* **REQUIRED TASKS**:
• a. Which lines of the listing contain the string "title"? Copy out each of them.
• b. How would the abstract on due process and binding non-signatories to arbitration agreements carry on after its final sentence? Write the continuation.

* **PAGE**:
Due Process as a Limit to Binding Non-Signatories to Arbitration Agreements in International Commercial Arbitration: With Special Focus on Binding Non-Signatories Within Corporate Groups

Contemporary Asia Arbitration Journal, Vol. 14, No. 2, pp. 211-244, November 2021

34 Pages Posted: 6 Dec 2021

See all articles by Eric Chin-Ru Chang

Eric Chin-Ru Chang

National Taiwan University, College of Law

Date Written: November 29, 2021

Abstract

Binding non-signatories to arbitration agreements has always been a complex and difficult issue, and has been extensively discussed in past literature. However, less focus has been placed on the procedural aspect of this issue. Due process is an essential requirement of an enforceable award and the basic guarantee of procedural fairness to the parties. Binding non-signatories creates multiple due process concerns, hence, it would be beneficial to explore the issue of non-signatories under the lens of due process. This article identifies the due process issues that may arise from the binding of non-signatories. In particular, this article places special focus on due process issues that may arise from binding non-signatories within corporate groups, such as under the group of companies and veil piercing doctrines. Based on the findings in the examination of due process, this article proposes that due process can serve as a potential limit to the binding of non-signatories. The arbitrators have a duty to ensure the due process rights of the parties. In cases where there exist conflicts of due process rights, the arbitrators should balance the due process rights between the parties, thereby ensuring that the minimum requirements of due process are satisfied. By doing so, due process can serve as a limit to binding non-signatories to arbitration agreements in international commercial arbitration.

* **GIVEN INFORMATION**:
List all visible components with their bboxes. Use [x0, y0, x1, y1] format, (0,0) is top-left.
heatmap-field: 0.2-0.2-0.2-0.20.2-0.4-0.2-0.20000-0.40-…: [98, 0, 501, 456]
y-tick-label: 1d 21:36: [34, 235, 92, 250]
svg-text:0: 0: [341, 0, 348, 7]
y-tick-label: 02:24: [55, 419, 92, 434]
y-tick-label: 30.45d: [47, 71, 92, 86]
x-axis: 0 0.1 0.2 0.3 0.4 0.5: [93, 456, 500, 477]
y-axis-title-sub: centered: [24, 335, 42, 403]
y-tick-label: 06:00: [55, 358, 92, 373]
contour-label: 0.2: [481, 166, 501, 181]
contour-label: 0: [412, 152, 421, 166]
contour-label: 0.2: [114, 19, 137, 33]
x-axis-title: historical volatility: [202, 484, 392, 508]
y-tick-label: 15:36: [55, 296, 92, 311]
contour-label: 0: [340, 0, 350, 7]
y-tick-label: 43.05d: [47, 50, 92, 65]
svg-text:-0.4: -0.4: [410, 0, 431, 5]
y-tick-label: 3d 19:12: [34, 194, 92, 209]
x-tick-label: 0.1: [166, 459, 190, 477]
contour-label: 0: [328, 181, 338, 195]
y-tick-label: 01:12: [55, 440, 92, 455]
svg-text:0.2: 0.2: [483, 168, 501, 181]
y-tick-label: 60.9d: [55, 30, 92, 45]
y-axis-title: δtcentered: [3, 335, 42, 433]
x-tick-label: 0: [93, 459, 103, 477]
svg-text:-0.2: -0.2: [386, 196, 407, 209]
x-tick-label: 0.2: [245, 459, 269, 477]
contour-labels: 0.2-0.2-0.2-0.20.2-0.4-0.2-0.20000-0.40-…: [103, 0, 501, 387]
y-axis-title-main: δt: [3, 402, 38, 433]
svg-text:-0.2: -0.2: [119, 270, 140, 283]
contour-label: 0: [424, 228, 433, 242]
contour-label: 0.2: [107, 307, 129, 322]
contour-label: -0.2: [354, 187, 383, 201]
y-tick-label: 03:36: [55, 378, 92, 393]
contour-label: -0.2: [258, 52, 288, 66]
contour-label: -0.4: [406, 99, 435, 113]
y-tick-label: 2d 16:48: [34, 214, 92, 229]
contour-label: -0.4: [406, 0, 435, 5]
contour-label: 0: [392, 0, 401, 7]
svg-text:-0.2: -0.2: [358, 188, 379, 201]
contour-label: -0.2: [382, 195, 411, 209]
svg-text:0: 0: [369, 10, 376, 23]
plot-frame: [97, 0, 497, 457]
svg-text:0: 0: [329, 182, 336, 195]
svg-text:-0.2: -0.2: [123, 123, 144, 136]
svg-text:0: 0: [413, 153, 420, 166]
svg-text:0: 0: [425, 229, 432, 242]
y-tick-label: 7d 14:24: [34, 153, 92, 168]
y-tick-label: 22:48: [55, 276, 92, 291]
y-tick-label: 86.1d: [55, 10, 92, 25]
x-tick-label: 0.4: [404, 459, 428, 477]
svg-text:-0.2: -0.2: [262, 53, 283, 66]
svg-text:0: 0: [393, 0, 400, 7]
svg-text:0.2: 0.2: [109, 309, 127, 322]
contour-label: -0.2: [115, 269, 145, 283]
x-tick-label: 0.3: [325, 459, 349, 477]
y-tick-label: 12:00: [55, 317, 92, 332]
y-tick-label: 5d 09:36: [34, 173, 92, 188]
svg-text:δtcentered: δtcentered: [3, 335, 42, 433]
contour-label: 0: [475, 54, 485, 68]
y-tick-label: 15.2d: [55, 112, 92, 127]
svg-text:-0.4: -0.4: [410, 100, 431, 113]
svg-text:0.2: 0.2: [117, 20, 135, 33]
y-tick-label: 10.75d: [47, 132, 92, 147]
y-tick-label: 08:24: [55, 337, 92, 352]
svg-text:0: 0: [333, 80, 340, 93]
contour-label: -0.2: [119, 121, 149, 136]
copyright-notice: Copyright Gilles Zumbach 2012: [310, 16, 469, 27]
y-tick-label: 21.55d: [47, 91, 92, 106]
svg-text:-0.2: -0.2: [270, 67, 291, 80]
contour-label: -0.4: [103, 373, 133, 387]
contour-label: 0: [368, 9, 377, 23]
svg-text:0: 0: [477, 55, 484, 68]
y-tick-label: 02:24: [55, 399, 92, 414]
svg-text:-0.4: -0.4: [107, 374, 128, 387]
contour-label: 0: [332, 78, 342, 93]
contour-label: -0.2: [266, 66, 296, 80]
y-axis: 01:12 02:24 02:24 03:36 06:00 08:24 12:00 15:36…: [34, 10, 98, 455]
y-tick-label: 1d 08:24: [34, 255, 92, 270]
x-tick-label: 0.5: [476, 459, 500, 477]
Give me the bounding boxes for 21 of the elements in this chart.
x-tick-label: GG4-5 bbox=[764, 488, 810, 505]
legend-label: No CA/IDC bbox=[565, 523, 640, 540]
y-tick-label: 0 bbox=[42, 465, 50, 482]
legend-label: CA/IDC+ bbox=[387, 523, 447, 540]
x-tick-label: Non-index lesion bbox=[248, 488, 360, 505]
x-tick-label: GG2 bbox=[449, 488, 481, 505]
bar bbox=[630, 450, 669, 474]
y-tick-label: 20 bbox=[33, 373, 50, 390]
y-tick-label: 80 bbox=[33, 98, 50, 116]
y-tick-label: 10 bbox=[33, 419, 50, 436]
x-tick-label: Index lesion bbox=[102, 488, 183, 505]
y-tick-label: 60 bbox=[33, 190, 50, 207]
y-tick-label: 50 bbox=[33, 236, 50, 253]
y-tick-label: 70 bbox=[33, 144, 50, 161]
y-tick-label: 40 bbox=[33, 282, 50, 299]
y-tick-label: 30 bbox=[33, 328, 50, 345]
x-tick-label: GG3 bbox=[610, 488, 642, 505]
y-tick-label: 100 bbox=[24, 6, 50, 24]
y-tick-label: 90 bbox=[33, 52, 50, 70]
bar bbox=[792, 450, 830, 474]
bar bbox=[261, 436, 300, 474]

* **THE RESPONSES**:
• a.
y-axis-title-sub: centered: [24, 335, 42, 403]
x-axis-title: historical volatility: [202, 484, 392, 508]
y-axis-title: δtcentered: [3, 335, 42, 433]
y-axis-title-main: δt: [3, 402, 38, 433]

• b.
Keywords: non-signatories, arbitration agreement, due process, New York Convention, group of companies, Dow Chemical, veil piercing, alter ego

Suggested Citation

Chang, Chin-Ru, Due Process as a Limit to Binding Non-Signatories to Arbitration Agreements in International Commercial Arbitration: With Special Focus on Binding Non-Signatories Within Corporate Groups (November 29, 2021). Contemporary Asia Arbitration Journal, Vol. 14, No. 2, pp. 211-244, November 2021, Available at SSRN: https://ssrn.com/abstract=3976831

Chin-Ru Chang (Contact Author)

National Taiwan University, College of Law ( email )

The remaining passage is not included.